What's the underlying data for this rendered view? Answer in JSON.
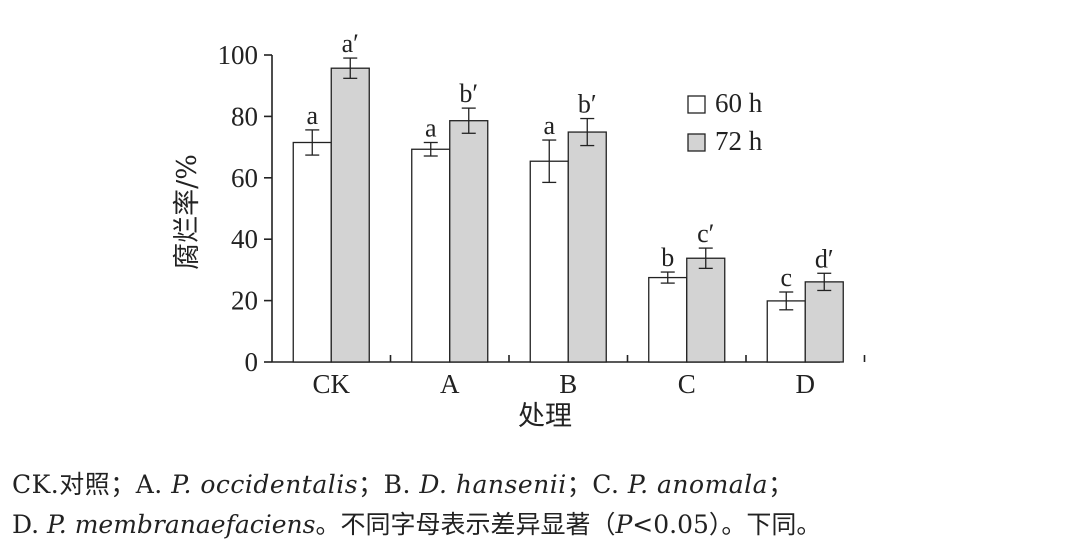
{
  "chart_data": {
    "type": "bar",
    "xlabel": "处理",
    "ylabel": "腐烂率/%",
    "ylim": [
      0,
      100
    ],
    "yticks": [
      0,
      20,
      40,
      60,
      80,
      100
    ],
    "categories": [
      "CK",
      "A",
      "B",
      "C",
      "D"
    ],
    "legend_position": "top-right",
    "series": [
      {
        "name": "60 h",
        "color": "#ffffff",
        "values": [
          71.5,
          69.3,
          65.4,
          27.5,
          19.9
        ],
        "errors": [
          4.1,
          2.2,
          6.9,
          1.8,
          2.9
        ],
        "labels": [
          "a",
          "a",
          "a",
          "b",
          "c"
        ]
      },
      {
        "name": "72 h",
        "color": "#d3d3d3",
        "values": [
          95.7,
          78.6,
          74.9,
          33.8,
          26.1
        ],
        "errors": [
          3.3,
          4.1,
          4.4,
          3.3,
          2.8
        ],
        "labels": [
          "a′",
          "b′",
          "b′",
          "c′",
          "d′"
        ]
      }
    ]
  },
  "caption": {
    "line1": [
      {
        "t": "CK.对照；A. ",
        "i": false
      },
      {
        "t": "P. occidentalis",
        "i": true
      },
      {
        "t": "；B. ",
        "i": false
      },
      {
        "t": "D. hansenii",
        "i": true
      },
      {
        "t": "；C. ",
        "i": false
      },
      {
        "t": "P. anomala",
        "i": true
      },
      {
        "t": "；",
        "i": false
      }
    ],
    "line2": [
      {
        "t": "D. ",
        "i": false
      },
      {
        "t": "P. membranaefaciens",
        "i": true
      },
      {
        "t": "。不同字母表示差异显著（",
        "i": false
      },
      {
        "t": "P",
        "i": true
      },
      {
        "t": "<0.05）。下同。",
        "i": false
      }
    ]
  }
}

__________

● **INSTRUCTIONS FOR THE TASK**: Without including any pictures, print all of the material exactly as given.

● **EXERCISE RESPONSE**:
What's the underlying data for this rendered view? Answer in JSON.
{
  "chart_data": {
    "type": "bar",
    "xlabel": "处理",
    "ylabel": "腐烂率/%",
    "ylim": [
      0,
      100
    ],
    "yticks": [
      0,
      20,
      40,
      60,
      80,
      100
    ],
    "categories": [
      "CK",
      "A",
      "B",
      "C",
      "D"
    ],
    "legend_position": "top-right",
    "series": [
      {
        "name": "60 h",
        "color": "#ffffff",
        "values": [
          71.5,
          69.3,
          65.4,
          27.5,
          19.9
        ],
        "errors": [
          4.1,
          2.2,
          6.9,
          1.8,
          2.9
        ],
        "labels": [
          "a",
          "a",
          "a",
          "b",
          "c"
        ]
      },
      {
        "name": "72 h",
        "color": "#d3d3d3",
        "values": [
          95.7,
          78.6,
          74.9,
          33.8,
          26.1
        ],
        "errors": [
          3.3,
          4.1,
          4.4,
          3.3,
          2.8
        ],
        "labels": [
          "a′",
          "b′",
          "b′",
          "c′",
          "d′"
        ]
      }
    ]
  },
  "caption": {
    "line1": [
      {
        "t": "CK.对照；A. ",
        "i": false
      },
      {
        "t": "P. occidentalis",
        "i": true
      },
      {
        "t": "；B. ",
        "i": false
      },
      {
        "t": "D. hansenii",
        "i": true
      },
      {
        "t": "；C. ",
        "i": false
      },
      {
        "t": "P. anomala",
        "i": true
      },
      {
        "t": "；",
        "i": false
      }
    ],
    "line2": [
      {
        "t": "D. ",
        "i": false
      },
      {
        "t": "P. membranaefaciens",
        "i": true
      },
      {
        "t": "。不同字母表示差异显著（",
        "i": false
      },
      {
        "t": "P",
        "i": true
      },
      {
        "t": "<0.05）。下同。",
        "i": false
      }
    ]
  }
}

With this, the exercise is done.